_DATASET_
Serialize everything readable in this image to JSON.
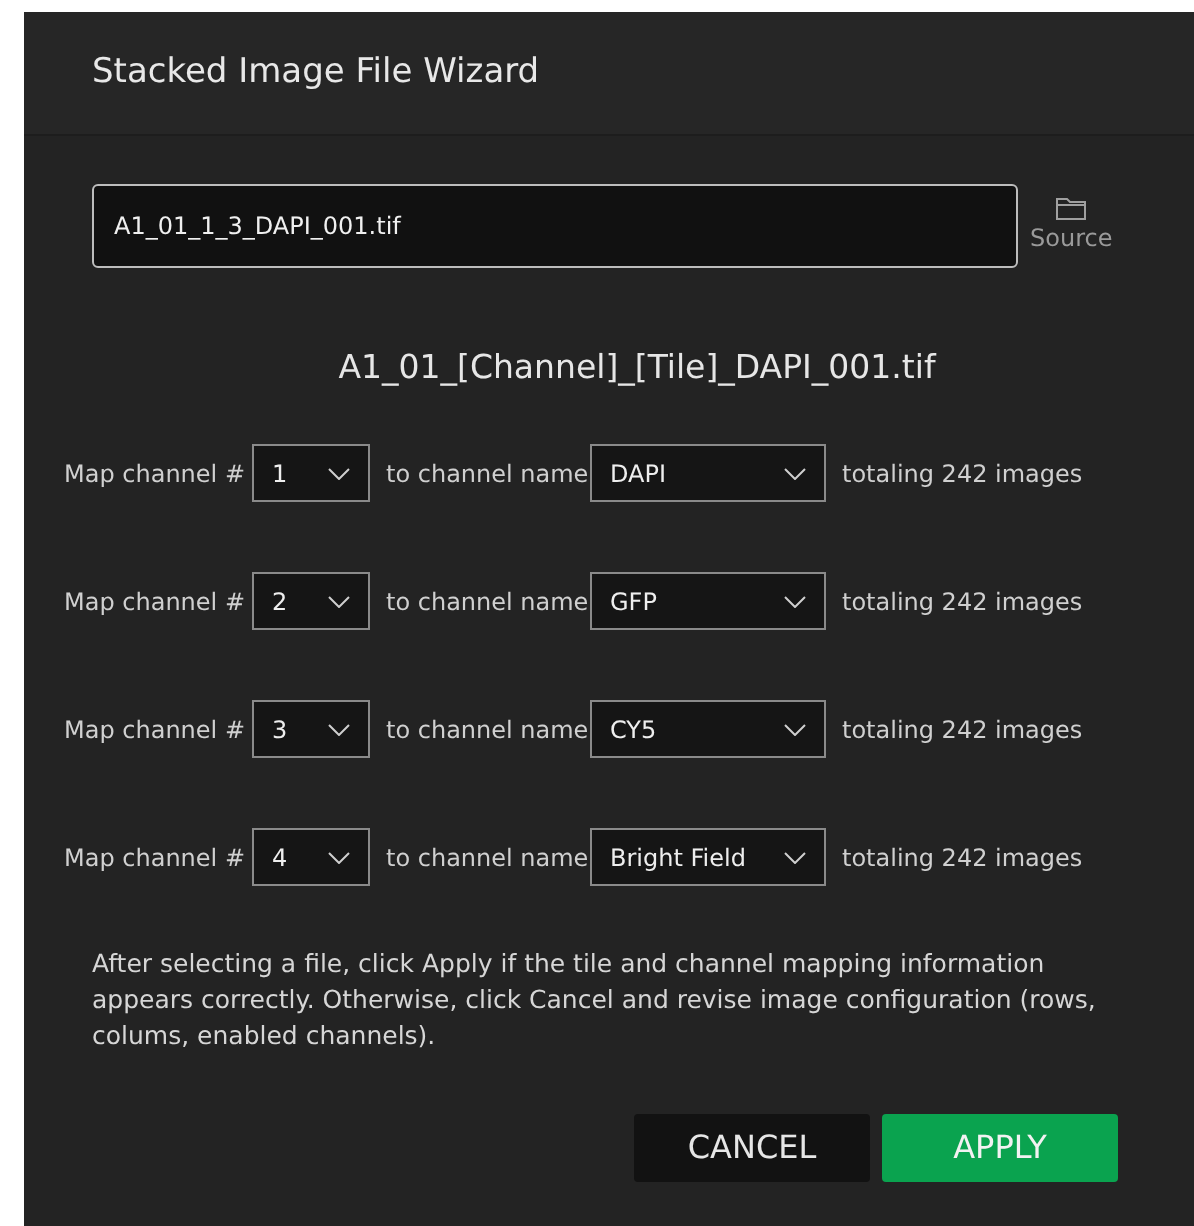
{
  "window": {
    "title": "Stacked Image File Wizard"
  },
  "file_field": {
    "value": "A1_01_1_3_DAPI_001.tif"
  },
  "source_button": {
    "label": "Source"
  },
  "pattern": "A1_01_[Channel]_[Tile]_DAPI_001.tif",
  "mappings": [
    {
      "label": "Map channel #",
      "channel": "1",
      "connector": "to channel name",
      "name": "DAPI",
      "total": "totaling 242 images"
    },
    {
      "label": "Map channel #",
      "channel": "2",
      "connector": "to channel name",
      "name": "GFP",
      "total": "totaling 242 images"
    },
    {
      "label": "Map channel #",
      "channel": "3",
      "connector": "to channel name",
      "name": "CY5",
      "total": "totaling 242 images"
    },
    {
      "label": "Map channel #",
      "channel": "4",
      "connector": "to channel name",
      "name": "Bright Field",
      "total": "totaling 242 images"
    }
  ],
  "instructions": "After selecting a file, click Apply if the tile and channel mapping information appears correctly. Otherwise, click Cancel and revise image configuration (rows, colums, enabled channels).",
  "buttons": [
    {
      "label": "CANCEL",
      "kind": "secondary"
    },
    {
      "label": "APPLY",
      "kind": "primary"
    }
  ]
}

_YOUR OBJECTIVE_
Return each line of the data, keeping its wording exact and omitting pictures.

_ANSWER FOR THIS EXERCISE_
Serialize everything readable in this image to JSON.
{
  "window": {
    "title": "Stacked Image File Wizard"
  },
  "file_field": {
    "value": "A1_01_1_3_DAPI_001.tif"
  },
  "source_button": {
    "label": "Source"
  },
  "pattern": "A1_01_[Channel]_[Tile]_DAPI_001.tif",
  "mappings": [
    {
      "label": "Map channel #",
      "channel": "1",
      "connector": "to channel name",
      "name": "DAPI",
      "total": "totaling 242 images"
    },
    {
      "label": "Map channel #",
      "channel": "2",
      "connector": "to channel name",
      "name": "GFP",
      "total": "totaling 242 images"
    },
    {
      "label": "Map channel #",
      "channel": "3",
      "connector": "to channel name",
      "name": "CY5",
      "total": "totaling 242 images"
    },
    {
      "label": "Map channel #",
      "channel": "4",
      "connector": "to channel name",
      "name": "Bright Field",
      "total": "totaling 242 images"
    }
  ],
  "instructions": "After selecting a file, click Apply if the tile and channel mapping information appears correctly. Otherwise, click Cancel and revise image configuration (rows, colums, enabled channels).",
  "buttons": [
    {
      "label": "CANCEL",
      "kind": "secondary"
    },
    {
      "label": "APPLY",
      "kind": "primary"
    }
  ]
}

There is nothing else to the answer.